[Aim]: Your task is to restate the data word for word.

[Input data]:
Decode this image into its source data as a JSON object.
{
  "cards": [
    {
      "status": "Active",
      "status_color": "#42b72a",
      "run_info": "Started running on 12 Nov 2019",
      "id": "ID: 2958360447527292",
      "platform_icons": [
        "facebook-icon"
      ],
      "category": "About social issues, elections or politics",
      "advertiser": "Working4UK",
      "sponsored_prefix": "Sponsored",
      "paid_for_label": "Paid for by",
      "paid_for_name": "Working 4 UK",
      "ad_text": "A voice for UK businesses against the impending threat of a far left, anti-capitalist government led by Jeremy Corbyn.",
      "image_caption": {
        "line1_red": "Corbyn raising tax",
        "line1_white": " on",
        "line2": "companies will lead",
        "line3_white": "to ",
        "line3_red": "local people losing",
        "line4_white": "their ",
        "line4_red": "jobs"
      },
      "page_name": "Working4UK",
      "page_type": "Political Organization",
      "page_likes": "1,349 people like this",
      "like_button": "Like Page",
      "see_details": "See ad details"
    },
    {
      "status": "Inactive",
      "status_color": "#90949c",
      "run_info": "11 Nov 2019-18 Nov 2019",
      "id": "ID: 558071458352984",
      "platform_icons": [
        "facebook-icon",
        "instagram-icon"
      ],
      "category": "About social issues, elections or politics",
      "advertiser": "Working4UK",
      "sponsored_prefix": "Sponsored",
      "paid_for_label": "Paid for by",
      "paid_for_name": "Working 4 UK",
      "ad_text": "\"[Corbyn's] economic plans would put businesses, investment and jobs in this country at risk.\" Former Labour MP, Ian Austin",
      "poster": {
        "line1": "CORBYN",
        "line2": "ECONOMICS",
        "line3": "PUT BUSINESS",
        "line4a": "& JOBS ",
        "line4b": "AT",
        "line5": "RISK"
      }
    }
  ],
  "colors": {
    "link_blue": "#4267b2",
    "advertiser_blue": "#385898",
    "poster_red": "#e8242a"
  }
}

[Response for this exercise]:
Decode this image into its source data as a JSON object.
{
  "cards": [
    {
      "status": "Active",
      "status_color": "#42b72a",
      "run_info": "Started running on 12 Nov 2019",
      "id": "ID: 2958360447527292",
      "platform_icons": [
        "facebook-icon"
      ],
      "category": "About social issues, elections or politics",
      "advertiser": "Working4UK",
      "sponsored_prefix": "Sponsored",
      "paid_for_label": "Paid for by",
      "paid_for_name": "Working 4 UK",
      "ad_text": "A voice for UK businesses against the impending threat of a far left, anti-capitalist government led by Jeremy Corbyn.",
      "image_caption": {
        "line1_red": "Corbyn raising tax",
        "line1_white": " on",
        "line2": "companies will lead",
        "line3_white": "to ",
        "line3_red": "local people losing",
        "line4_white": "their ",
        "line4_red": "jobs"
      },
      "page_name": "Working4UK",
      "page_type": "Political Organization",
      "page_likes": "1,349 people like this",
      "like_button": "Like Page",
      "see_details": "See ad details"
    },
    {
      "status": "Inactive",
      "status_color": "#90949c",
      "run_info": "11 Nov 2019-18 Nov 2019",
      "id": "ID: 558071458352984",
      "platform_icons": [
        "facebook-icon",
        "instagram-icon"
      ],
      "category": "About social issues, elections or politics",
      "advertiser": "Working4UK",
      "sponsored_prefix": "Sponsored",
      "paid_for_label": "Paid for by",
      "paid_for_name": "Working 4 UK",
      "ad_text": "\"[Corbyn's] economic plans would put businesses, investment and jobs in this country at risk.\" Former Labour MP, Ian Austin",
      "poster": {
        "line1": "CORBYN",
        "line2": "ECONOMICS",
        "line3": "PUT BUSINESS",
        "line4a": "& JOBS ",
        "line4b": "AT",
        "line5": "RISK"
      }
    }
  ],
  "colors": {
    "link_blue": "#4267b2",
    "advertiser_blue": "#385898",
    "poster_red": "#e8242a"
  }
}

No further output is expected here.